Extracted records:
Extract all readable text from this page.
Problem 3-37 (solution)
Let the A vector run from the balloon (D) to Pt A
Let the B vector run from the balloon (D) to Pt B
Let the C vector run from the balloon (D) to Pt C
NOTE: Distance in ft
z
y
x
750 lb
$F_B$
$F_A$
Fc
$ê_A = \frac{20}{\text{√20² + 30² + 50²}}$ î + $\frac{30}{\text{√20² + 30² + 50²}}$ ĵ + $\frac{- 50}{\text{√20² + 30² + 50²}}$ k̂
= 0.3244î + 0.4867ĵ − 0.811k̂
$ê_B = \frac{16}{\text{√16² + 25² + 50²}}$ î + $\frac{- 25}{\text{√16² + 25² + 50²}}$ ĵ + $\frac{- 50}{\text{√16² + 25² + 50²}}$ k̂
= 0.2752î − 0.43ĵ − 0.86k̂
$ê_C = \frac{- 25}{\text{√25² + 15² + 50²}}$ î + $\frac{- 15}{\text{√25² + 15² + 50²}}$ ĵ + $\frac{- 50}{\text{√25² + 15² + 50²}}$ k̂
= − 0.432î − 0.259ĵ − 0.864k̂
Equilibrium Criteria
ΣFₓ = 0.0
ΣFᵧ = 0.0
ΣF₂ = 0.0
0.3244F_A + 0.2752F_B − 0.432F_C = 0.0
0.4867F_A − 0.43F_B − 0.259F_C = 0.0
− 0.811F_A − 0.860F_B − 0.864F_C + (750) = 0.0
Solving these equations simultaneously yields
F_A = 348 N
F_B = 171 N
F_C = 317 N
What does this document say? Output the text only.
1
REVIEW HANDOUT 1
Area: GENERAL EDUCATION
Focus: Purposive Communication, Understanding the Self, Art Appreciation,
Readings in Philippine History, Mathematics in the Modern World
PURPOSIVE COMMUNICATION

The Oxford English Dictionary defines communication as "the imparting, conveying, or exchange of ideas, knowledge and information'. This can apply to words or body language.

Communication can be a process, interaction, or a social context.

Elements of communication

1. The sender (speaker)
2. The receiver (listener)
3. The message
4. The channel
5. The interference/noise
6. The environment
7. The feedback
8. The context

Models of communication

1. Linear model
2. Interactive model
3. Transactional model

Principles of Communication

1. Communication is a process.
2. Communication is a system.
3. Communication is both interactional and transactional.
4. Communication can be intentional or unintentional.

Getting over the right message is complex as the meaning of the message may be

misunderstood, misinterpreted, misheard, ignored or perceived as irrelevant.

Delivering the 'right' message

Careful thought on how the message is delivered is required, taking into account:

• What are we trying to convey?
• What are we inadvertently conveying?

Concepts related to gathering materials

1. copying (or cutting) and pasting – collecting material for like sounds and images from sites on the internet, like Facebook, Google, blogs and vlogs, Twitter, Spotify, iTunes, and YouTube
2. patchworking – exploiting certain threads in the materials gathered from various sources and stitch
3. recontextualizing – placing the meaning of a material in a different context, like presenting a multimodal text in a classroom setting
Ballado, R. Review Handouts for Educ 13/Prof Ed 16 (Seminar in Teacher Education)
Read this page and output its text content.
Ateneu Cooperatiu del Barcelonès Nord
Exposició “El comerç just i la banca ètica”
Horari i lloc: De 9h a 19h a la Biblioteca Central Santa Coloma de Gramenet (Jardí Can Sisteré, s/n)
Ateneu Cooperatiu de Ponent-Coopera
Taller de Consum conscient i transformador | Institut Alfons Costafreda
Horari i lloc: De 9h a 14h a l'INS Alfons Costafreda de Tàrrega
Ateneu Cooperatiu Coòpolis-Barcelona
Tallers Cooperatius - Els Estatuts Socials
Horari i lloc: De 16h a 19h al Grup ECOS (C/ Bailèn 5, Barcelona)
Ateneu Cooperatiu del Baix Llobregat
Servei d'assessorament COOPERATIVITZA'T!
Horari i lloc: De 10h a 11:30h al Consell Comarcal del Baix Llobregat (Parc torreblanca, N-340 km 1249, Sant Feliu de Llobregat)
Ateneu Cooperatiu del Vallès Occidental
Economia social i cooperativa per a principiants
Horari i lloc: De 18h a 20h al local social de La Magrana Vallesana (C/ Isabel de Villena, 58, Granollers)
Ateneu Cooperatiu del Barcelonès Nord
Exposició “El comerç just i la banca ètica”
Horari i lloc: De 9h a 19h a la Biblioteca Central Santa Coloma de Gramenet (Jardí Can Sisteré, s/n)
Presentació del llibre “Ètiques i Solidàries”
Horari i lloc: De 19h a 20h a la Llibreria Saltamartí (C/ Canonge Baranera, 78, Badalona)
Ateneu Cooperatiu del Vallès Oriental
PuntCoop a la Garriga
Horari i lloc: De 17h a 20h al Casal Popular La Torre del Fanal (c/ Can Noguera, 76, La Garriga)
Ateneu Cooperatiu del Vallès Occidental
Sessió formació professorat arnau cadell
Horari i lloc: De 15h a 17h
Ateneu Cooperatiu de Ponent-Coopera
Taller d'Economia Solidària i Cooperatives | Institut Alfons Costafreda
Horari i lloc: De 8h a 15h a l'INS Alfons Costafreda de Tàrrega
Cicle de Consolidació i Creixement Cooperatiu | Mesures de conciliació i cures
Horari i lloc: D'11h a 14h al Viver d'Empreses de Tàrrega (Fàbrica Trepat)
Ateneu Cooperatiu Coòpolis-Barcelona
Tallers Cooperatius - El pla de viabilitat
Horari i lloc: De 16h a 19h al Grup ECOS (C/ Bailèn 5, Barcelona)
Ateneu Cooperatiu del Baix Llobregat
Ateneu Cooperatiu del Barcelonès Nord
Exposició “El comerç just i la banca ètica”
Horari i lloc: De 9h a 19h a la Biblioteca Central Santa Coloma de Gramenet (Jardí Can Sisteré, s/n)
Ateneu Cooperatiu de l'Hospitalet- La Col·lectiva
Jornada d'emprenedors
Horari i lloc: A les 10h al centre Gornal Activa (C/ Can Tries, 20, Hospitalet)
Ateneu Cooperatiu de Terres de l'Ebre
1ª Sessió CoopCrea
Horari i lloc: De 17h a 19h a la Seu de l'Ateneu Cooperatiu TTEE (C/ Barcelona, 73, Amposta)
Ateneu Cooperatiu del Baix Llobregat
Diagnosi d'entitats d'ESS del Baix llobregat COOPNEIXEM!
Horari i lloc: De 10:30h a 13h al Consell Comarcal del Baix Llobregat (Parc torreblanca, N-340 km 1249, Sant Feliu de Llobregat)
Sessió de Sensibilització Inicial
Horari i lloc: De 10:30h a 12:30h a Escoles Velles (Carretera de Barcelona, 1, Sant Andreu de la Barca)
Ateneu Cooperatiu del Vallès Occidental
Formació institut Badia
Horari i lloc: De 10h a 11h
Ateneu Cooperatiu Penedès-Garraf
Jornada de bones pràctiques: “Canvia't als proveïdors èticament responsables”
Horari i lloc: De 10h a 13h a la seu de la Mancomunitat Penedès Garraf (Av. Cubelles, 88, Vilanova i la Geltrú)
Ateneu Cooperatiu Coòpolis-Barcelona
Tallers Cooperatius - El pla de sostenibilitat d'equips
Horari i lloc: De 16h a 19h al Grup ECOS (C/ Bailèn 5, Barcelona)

Exercise objective — Gather each line from the entries above that includes the word "right".

Written response —
Getting over the right message is complex as the meaning of the message may be
Delivering the 'right' message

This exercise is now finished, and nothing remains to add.